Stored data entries

☆ ☆ ☆ ☆ ☆ ☆ ☆

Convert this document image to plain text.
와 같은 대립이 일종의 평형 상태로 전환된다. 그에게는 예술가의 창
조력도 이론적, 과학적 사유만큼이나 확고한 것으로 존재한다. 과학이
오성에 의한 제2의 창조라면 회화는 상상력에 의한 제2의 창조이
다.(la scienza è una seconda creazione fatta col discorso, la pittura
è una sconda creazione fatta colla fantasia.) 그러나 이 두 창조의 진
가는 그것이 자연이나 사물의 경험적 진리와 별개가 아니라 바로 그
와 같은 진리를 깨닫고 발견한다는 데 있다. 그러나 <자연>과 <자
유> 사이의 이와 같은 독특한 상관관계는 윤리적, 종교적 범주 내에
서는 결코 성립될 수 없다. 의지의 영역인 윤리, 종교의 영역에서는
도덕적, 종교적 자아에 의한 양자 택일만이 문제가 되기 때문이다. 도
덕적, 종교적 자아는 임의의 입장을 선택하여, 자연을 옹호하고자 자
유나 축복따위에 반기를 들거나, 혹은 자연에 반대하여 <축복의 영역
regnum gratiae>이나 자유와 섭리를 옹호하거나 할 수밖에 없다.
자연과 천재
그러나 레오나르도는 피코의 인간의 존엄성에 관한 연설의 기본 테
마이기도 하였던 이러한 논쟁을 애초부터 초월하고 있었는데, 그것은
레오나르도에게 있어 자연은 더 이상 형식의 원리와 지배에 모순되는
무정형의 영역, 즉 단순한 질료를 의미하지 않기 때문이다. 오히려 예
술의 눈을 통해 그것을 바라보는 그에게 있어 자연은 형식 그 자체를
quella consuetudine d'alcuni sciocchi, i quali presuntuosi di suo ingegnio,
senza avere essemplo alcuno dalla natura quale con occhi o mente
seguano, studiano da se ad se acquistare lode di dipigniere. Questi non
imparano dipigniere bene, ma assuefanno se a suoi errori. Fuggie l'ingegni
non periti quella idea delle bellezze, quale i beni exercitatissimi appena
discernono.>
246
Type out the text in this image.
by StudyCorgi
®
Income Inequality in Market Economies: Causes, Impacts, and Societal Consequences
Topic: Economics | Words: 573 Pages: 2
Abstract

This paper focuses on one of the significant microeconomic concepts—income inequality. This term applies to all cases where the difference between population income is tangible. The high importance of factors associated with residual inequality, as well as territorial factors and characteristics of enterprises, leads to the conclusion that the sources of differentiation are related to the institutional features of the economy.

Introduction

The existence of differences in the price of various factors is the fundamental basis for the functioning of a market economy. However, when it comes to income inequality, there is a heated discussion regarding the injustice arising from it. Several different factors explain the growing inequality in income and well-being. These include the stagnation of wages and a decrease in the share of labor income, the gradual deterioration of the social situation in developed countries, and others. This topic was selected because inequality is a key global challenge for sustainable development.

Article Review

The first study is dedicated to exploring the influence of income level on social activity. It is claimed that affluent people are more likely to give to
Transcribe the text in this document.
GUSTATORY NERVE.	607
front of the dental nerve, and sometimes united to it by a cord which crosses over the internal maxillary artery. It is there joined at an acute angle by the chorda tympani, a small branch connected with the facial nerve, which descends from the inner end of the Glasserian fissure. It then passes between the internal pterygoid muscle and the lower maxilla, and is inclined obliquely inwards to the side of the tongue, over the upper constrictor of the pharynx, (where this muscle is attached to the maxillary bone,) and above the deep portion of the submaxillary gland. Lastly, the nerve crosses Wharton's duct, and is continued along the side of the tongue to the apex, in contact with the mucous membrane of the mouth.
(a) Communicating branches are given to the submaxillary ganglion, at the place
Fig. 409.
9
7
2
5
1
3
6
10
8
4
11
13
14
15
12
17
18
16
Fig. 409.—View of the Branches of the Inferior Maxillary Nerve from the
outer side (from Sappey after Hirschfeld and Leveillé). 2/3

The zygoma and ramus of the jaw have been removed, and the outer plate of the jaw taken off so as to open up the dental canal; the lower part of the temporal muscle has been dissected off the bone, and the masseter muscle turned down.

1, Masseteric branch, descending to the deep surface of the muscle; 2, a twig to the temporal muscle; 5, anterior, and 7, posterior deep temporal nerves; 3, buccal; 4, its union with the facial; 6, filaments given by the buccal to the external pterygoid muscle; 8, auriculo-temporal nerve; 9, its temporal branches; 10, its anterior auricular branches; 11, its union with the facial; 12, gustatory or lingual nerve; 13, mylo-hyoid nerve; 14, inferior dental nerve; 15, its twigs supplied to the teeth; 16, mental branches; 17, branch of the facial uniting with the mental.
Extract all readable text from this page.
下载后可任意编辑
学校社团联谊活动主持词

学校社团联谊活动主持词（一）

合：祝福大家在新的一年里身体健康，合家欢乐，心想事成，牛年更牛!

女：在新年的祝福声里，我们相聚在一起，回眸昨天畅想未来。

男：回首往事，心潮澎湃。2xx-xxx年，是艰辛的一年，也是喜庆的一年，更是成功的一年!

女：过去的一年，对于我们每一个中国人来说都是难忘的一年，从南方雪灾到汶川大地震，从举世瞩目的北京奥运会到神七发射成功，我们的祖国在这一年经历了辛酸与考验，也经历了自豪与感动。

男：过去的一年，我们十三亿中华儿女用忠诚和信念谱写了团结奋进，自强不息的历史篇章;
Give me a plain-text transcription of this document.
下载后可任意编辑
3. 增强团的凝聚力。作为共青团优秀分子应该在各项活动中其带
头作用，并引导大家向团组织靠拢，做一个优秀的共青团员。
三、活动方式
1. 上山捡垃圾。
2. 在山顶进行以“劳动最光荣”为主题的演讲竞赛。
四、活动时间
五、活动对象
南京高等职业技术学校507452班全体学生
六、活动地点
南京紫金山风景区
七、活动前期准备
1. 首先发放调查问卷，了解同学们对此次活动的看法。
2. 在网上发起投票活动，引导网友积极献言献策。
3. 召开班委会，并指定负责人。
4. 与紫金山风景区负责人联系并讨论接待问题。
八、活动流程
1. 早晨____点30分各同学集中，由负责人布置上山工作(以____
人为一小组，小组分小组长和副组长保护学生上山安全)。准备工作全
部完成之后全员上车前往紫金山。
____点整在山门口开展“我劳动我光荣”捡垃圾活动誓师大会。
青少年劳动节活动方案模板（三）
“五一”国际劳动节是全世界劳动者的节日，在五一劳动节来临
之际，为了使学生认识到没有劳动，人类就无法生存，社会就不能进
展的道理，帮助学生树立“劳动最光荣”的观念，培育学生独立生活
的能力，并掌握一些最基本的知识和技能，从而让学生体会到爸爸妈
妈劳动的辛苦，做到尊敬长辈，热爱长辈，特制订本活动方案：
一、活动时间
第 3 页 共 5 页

☆ ☆ ☆ ☆ ☆ ☆ ☆

§ **SET PROBLEM**: Repeat the material word for word, in full.

§ **SOLVED PROBLEM**:
Convert this document image to plain text.
와 같은 대립이 일종의 평형 상태로 전환된다. 그에게는 예술가의 창
조력도 이론적, 과학적 사유만큼이나 확고한 것으로 존재한다. 과학이
오성에 의한 제2의 창조라면 회화는 상상력에 의한 제2의 창조이
다.(la scienza è una seconda creazione fatta col discorso, la pittura
è una sconda creazione fatta colla fantasia.) 그러나 이 두 창조의 진
가는 그것이 자연이나 사물의 경험적 진리와 별개가 아니라 바로 그
와 같은 진리를 깨닫고 발견한다는 데 있다. 그러나 <자연>과 <자
유> 사이의 이와 같은 독특한 상관관계는 윤리적, 종교적 범주 내에
서는 결코 성립될 수 없다. 의지의 영역인 윤리, 종교의 영역에서는
도덕적, 종교적 자아에 의한 양자 택일만이 문제가 되기 때문이다. 도
덕적, 종교적 자아는 임의의 입장을 선택하여, 자연을 옹호하고자 자
유나 축복따위에 반기를 들거나, 혹은 자연에 반대하여 <축복의 영역
regnum gratiae>이나 자유와 섭리를 옹호하거나 할 수밖에 없다.
자연과 천재
그러나 레오나르도는 피코의 인간의 존엄성에 관한 연설의 기본 테
마이기도 하였던 이러한 논쟁을 애초부터 초월하고 있었는데, 그것은
레오나르도에게 있어 자연은 더 이상 형식의 원리와 지배에 모순되는
무정형의 영역, 즉 단순한 질료를 의미하지 않기 때문이다. 오히려 예
술의 눈을 통해 그것을 바라보는 그에게 있어 자연은 형식 그 자체를
quella consuetudine d'alcuni sciocchi, i quali presuntuosi di suo ingegnio,
senza avere essemplo alcuno dalla natura quale con occhi o mente
seguano, studiano da se ad se acquistare lode di dipigniere. Questi non
imparano dipigniere bene, ma assuefanno se a suoi errori. Fuggie l'ingegni
non periti quella idea delle bellezze, quale i beni exercitatissimi appena
discernono.>
246
Type out the text in this image.
by StudyCorgi
®
Income Inequality in Market Economies: Causes, Impacts, and Societal Consequences
Topic: Economics | Words: 573 Pages: 2
Abstract

This paper focuses on one of the significant microeconomic concepts—income inequality. This term applies to all cases where the difference between population income is tangible. The high importance of factors associated with residual inequality, as well as territorial factors and characteristics of enterprises, leads to the conclusion that the sources of differentiation are related to the institutional features of the economy.

Introduction

The existence of differences in the price of various factors is the fundamental basis for the functioning of a market economy. However, when it comes to income inequality, there is a heated discussion regarding the injustice arising from it. Several different factors explain the growing inequality in income and well-being. These include the stagnation of wages and a decrease in the share of labor income, the gradual deterioration of the social situation in developed countries, and others. This topic was selected because inequality is a key global challenge for sustainable development.

Article Review

The first study is dedicated to exploring the influence of income level on social activity. It is claimed that affluent people are more likely to give to
Transcribe the text in this document.
GUSTATORY NERVE.	607
front of the dental nerve, and sometimes united to it by a cord which crosses over the internal maxillary artery. It is there joined at an acute angle by the chorda tympani, a small branch connected with the facial nerve, which descends from the inner end of the Glasserian fissure. It then passes between the internal pterygoid muscle and the lower maxilla, and is inclined obliquely inwards to the side of the tongue, over the upper constrictor of the pharynx, (where this muscle is attached to the maxillary bone,) and above the deep portion of the submaxillary gland. Lastly, the nerve crosses Wharton's duct, and is continued along the side of the tongue to the apex, in contact with the mucous membrane of the mouth.
(a) Communicating branches are given to the submaxillary ganglion, at the place
Fig. 409.
9
7
2
5
1
3
6
10
8
4
11
13
14
15
12
17
18
16
Fig. 409.—View of the Branches of the Inferior Maxillary Nerve from the
outer side (from Sappey after Hirschfeld and Leveillé). 2/3

The zygoma and ramus of the jaw have been removed, and the outer plate of the jaw taken off so as to open up the dental canal; the lower part of the temporal muscle has been dissected off the bone, and the masseter muscle turned down.

1, Masseteric branch, descending to the deep surface of the muscle; 2, a twig to the temporal muscle; 5, anterior, and 7, posterior deep temporal nerves; 3, buccal; 4, its union with the facial; 6, filaments given by the buccal to the external pterygoid muscle; 8, auriculo-temporal nerve; 9, its temporal branches; 10, its anterior auricular branches; 11, its union with the facial; 12, gustatory or lingual nerve; 13, mylo-hyoid nerve; 14, inferior dental nerve; 15, its twigs supplied to the teeth; 16, mental branches; 17, branch of the facial uniting with the mental.
Extract all readable text from this page.
下载后可任意编辑
学校社团联谊活动主持词

学校社团联谊活动主持词（一）

合：祝福大家在新的一年里身体健康，合家欢乐，心想事成，牛年更牛!

女：在新年的祝福声里，我们相聚在一起，回眸昨天畅想未来。

男：回首往事，心潮澎湃。2xx-xxx年，是艰辛的一年，也是喜庆的一年，更是成功的一年!

女：过去的一年，对于我们每一个中国人来说都是难忘的一年，从南方雪灾到汶川大地震，从举世瞩目的北京奥运会到神七发射成功，我们的祖国在这一年经历了辛酸与考验，也经历了自豪与感动。

男：过去的一年，我们十三亿中华儿女用忠诚和信念谱写了团结奋进，自强不息的历史篇章;
Give me a plain-text transcription of this document.
下载后可任意编辑
3. 增强团的凝聚力。作为共青团优秀分子应该在各项活动中其带
头作用，并引导大家向团组织靠拢，做一个优秀的共青团员。
三、活动方式
1. 上山捡垃圾。
2. 在山顶进行以“劳动最光荣”为主题的演讲竞赛。
四、活动时间
五、活动对象
南京高等职业技术学校507452班全体学生
六、活动地点
南京紫金山风景区
七、活动前期准备
1. 首先发放调查问卷，了解同学们对此次活动的看法。
2. 在网上发起投票活动，引导网友积极献言献策。
3. 召开班委会，并指定负责人。
4. 与紫金山风景区负责人联系并讨论接待问题。
八、活动流程
1. 早晨____点30分各同学集中，由负责人布置上山工作(以____
人为一小组，小组分小组长和副组长保护学生上山安全)。准备工作全
部完成之后全员上车前往紫金山。
____点整在山门口开展“我劳动我光荣”捡垃圾活动誓师大会。
青少年劳动节活动方案模板（三）
“五一”国际劳动节是全世界劳动者的节日，在五一劳动节来临
之际，为了使学生认识到没有劳动，人类就无法生存，社会就不能进
展的道理，帮助学生树立“劳动最光荣”的观念，培育学生独立生活
的能力，并掌握一些最基本的知识和技能，从而让学生体会到爸爸妈
妈劳动的辛苦，做到尊敬长辈，热爱长辈，特制订本活动方案：
一、活动时间
第 3 页 共 5 页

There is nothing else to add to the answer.